* INFORMATION GIVEN
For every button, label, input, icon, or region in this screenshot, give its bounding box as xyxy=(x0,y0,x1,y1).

--

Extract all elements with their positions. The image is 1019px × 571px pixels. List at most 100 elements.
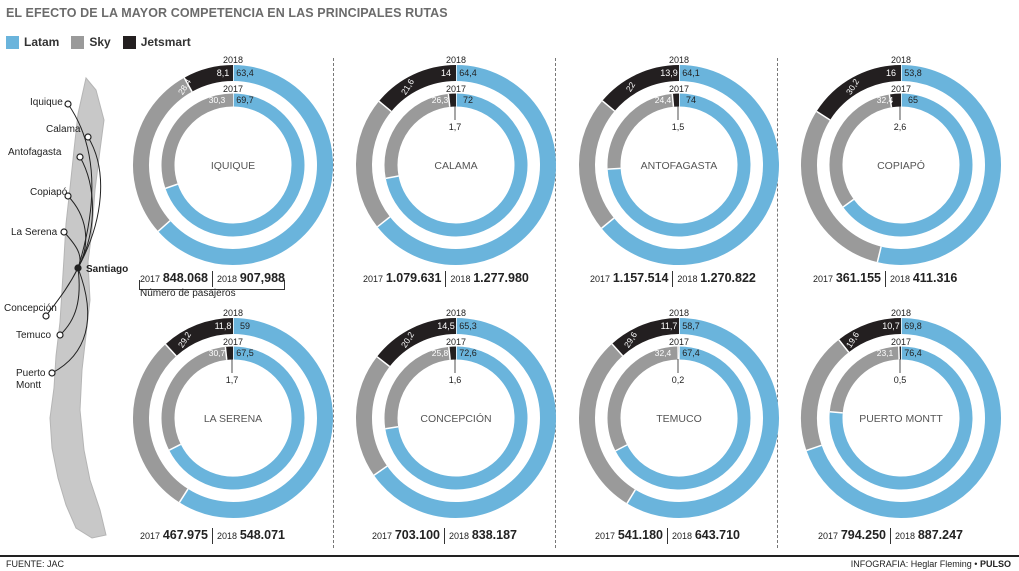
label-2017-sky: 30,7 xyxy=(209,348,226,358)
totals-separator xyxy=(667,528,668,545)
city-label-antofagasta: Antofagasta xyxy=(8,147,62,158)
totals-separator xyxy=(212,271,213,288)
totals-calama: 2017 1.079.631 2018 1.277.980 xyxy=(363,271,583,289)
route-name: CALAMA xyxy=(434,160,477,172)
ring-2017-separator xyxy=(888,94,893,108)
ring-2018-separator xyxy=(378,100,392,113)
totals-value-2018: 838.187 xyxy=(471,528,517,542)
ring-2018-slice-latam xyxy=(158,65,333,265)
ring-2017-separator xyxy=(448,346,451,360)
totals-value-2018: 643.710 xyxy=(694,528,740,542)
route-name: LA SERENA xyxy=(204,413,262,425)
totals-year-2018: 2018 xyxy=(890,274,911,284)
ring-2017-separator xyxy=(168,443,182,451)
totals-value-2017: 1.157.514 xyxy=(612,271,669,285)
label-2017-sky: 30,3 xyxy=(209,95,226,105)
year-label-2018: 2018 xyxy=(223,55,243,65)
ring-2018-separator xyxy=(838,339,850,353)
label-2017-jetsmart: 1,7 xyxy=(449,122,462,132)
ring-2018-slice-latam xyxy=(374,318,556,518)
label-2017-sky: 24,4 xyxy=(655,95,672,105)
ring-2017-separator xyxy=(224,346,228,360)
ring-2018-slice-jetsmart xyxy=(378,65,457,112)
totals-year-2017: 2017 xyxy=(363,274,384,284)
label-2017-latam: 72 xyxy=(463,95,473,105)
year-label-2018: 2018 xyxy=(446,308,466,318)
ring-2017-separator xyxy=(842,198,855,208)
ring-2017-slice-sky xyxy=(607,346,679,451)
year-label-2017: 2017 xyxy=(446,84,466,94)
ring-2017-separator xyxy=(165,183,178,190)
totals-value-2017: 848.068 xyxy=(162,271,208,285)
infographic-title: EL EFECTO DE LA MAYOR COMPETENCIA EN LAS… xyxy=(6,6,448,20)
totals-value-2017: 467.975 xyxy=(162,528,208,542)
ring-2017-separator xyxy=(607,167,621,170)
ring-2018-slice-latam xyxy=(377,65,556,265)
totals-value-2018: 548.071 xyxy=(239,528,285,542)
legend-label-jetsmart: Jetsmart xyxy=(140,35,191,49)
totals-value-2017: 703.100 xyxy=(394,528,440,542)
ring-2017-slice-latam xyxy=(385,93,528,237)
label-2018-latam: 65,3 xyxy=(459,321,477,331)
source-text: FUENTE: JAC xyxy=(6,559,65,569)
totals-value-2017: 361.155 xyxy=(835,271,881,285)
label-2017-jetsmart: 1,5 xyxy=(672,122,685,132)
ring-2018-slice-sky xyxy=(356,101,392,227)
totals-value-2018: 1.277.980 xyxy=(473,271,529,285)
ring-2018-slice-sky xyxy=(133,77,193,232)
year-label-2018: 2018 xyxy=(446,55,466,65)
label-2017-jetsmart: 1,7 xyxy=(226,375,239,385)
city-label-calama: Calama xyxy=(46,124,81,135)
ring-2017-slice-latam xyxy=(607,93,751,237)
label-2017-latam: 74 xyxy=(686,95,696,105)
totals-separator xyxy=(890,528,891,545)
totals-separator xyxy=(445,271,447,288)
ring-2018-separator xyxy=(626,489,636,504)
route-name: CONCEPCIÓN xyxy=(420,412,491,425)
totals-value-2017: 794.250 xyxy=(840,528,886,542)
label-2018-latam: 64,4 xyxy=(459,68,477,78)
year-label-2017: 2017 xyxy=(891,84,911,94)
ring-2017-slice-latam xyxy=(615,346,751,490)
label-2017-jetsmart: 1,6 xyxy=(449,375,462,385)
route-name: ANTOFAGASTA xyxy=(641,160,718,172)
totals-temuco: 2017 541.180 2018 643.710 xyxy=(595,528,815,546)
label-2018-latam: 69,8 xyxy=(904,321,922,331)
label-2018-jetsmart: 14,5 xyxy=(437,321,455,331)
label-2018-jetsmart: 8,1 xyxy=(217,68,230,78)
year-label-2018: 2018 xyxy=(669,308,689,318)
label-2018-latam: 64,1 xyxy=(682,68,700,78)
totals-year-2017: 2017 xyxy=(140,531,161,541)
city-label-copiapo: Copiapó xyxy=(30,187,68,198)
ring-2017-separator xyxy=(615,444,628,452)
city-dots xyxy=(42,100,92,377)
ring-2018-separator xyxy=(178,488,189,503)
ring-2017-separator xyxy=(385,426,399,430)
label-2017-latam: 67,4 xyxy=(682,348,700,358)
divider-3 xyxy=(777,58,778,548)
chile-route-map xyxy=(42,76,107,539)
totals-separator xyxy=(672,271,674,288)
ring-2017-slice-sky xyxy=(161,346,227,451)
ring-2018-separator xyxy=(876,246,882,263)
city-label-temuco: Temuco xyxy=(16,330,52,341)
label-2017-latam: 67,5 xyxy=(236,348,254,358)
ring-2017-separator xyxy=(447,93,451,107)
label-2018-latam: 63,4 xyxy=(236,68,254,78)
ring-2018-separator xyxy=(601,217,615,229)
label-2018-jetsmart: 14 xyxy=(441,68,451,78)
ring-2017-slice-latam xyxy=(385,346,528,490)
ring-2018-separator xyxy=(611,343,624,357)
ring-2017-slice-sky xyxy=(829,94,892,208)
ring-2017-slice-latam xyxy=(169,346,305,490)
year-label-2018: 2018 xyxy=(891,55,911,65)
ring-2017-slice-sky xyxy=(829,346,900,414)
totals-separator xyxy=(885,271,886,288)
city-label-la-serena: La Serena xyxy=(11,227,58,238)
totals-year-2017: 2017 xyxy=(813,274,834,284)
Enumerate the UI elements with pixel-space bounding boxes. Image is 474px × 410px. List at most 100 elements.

* PROBLEM STATEMENT
Put the lines beginning with the one that contains "Extract all elements" and running through the one that contains "ring-2018-separator xyxy=(838,339,850,353)" into a Markdown table with the columns No and Line, numbering each line and leaving out blank lines. Leave the pictures out.

* FULL OUTPUT
| No | Line |
|---|---|
| 1 | Extract all elements with their positions. The image is 1019px × 571px pixels. List at most 100 elements. |
| 2 | label-2017-sky: 30,7 xyxy=(209,348,226,358) |
| 3 | totals-separator xyxy=(667,528,668,545) |
| 4 | city-label-antofagasta: Antofagasta xyxy=(8,147,62,158) |
| 5 | totals-separator xyxy=(212,271,213,288) |
| 6 | totals-calama: 2017 1.079.631 2018 1.277.980 xyxy=(363,271,583,289) |
| 7 | route-name: CALAMA xyxy=(434,160,477,172) |
| 8 | ring-2017-separator xyxy=(888,94,893,108) |
| 9 | ring-2018-separator xyxy=(378,100,392,113) |
| 10 | totals-value-2018: 838.187 xyxy=(471,528,517,542) |
| 11 | ring-2018-slice-latam xyxy=(158,65,333,265) |
| 12 | ring-2017-separator xyxy=(448,346,451,360) |
| 13 | totals-value-2018: 643.710 xyxy=(694,528,740,542) |
| 14 | route-name: LA SERENA xyxy=(204,413,262,425) |
| 15 | totals-year-2018: 2018 xyxy=(890,274,911,284) |
| 16 | ring-2017-separator xyxy=(168,443,182,451) |
| 17 | totals-value-2017: 1.157.514 xyxy=(612,271,669,285) |
| 18 | label-2017-sky: 30,3 xyxy=(209,95,226,105) |
| 19 | year-label-2018: 2018 xyxy=(223,55,243,65) |
| 20 | ring-2018-separator xyxy=(838,339,850,353) |